- **Extracted text**
----------

What we know not, teach us. What we have not, give us. And what we are not, make us.
It’s in Jesus name we pray… Amen.
I’ll say bless the Lord if you say “Oh my soul,”
Bless the Lord
“Oh, my soul.”
Oh, Bless His holy name.
Good morning. My name is Eric Warren and I have the pleasure of serving on staff as your student pastor.
A special thank you to my friend __________ for reading that portion of 1 Timothy 6.
We will actually pour over all of chapter 6 so I invite you to open there and track along because we certainly have a lot of ground to cover.
But you heard _________ read a bit ago and you heard this encouragement from Paul to his little brother in the faith, Timothy, as he charged him to Fight the good fight of faith, which can sound a little extreme.
That might play well with some. Some may really gravitate to that thought. To fight… to rise up… But many may shrink back because the thought of such conflict makes you just a bit uncomfortable.
But friends what I hope that we see as we unfold God’s Word and we look at the world around us is that there is absolutely something deeper at hand.
We believe what we say in here week in and week out that a life with Jesus does not merely mean moral improvement, or advancement, but trusting in Christ as your savior truly is crossing over from eternal death in your sin, into eternal life with the one true King, and you are enlisted, friend, into the King’s army.
Someone who paints this beautifully is CS Lewis in His Chronicles of Narnia series. If you’re unfamiliar, in the first book The Lion, The Witch, and The Wardrobe, the entire Peavensie family stumbles into this mythical land where it’s always winter and never Christmas.
It’s bleak, cold, and sad.
Quickly, Edmund, the problem child, comes across the White Witch. If you know the story, the witch lures in Edmund with cocoa and Turkish delight, which I’m told is actually quite nasty.
But all four children unknowingly stumble into a war that beforehand they were totally oblivious to.
And so too it is with us, beloved. That when we take up our cross and follow Jesus, friends you are a part of this war that rages on.
Not against flesh and blood, but against powers and principalities.
And the enemy, just like the white witch, is cunning, and conniving, and he lures you in with empty promises of comfort and fulfillment…
But you Christian, are called to stand at the ready, knowing that there is a great battle at hand.

----------

- **Listed records**
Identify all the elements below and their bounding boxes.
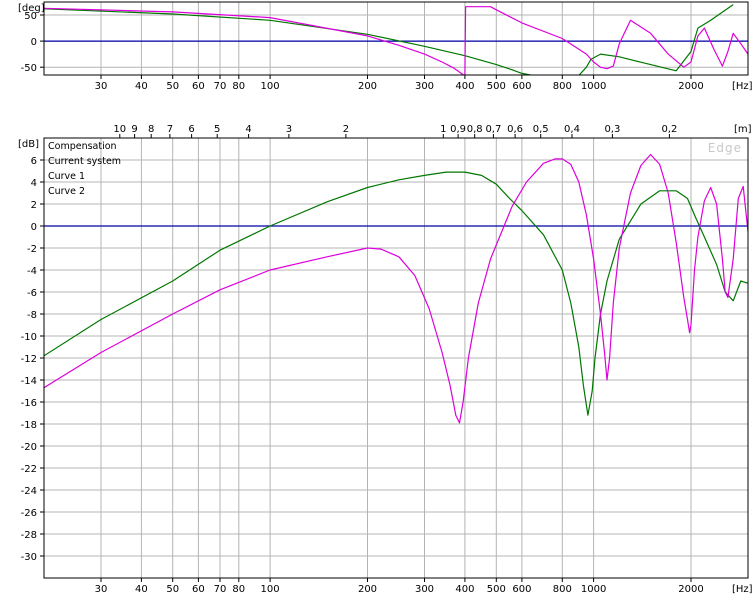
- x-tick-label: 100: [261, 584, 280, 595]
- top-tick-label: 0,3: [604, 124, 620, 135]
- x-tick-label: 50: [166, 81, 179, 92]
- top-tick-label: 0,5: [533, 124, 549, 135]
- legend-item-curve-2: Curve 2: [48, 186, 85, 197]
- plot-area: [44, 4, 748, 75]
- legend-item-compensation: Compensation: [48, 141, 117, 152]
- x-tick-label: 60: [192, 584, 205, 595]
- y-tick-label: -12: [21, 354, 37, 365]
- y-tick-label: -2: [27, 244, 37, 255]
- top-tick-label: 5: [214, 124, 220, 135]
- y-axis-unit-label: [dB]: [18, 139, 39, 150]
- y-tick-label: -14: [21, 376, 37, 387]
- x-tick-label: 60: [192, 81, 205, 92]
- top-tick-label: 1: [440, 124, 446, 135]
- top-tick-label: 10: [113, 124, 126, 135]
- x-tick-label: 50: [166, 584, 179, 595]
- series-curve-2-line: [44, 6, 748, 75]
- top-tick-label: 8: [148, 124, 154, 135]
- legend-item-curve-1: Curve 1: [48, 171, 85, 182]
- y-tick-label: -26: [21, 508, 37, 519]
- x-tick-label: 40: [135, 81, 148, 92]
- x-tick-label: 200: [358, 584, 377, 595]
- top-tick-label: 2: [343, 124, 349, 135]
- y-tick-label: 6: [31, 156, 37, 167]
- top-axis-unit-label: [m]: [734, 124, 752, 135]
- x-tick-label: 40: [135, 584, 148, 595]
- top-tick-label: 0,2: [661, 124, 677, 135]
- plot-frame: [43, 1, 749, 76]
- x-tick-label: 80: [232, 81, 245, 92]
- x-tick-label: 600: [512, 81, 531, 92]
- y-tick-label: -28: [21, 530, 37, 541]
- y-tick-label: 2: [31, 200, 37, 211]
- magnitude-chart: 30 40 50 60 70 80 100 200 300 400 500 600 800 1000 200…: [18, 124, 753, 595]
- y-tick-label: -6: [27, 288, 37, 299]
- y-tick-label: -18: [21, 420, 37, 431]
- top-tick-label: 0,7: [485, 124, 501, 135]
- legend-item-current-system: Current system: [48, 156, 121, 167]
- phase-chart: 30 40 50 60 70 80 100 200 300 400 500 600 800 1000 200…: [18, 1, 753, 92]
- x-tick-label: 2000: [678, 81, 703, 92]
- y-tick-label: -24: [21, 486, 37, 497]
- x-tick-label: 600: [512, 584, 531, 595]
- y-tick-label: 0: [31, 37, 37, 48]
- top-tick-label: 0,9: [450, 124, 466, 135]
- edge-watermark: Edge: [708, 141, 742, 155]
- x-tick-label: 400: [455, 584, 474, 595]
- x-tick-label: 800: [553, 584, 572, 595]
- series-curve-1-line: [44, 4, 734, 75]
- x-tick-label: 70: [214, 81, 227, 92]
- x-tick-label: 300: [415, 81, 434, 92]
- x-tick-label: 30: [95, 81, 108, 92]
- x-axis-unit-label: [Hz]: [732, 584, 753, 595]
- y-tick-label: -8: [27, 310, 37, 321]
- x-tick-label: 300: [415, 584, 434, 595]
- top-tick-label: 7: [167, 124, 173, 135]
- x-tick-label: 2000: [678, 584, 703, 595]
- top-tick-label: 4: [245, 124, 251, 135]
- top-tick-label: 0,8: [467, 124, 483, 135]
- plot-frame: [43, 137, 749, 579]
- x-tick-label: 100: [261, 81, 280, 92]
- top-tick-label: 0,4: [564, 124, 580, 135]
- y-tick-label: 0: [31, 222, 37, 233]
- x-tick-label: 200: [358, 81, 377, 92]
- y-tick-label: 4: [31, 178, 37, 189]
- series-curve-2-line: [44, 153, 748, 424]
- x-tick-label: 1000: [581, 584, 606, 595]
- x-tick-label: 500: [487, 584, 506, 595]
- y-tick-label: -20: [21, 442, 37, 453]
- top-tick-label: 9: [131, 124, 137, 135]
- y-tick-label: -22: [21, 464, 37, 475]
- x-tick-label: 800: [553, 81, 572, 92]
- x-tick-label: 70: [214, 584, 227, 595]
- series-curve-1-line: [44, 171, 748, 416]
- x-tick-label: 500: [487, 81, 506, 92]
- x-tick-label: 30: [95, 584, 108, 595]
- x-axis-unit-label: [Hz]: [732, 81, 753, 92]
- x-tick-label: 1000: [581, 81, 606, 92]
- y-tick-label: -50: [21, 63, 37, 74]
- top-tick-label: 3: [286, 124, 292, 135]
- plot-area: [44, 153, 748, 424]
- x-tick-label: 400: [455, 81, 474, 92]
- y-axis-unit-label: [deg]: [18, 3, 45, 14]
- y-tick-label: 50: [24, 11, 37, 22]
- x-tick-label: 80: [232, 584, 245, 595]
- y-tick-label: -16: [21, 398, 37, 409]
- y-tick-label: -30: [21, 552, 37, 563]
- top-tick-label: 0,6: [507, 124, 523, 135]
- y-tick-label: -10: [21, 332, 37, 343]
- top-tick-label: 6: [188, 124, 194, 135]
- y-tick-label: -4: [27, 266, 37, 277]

----------

- **Requests**
**A.** List the three adjectives the sermon transcript uses to describe the mythical land where it is always winter and never Christmas.
**B.** From the sermon transcript, extract exactly the passage that opens with the words containing "A special thank" and closes with "a little extreme.".

- **Answers provided**
**A.** bleak, cold, sad

**B.**
A special thank you to my friend __________ for reading that portion of 1 Timothy 6.
We will actually pour over all of chapter 6 so I invite you to open there and track along because we certainly have a lot of ground to cover.
But you heard _________ read a bit ago and you heard this encouragement from Paul to his little brother in the faith, Timothy, as he charged him to Fight the good fight of faith, which can sound a little extreme.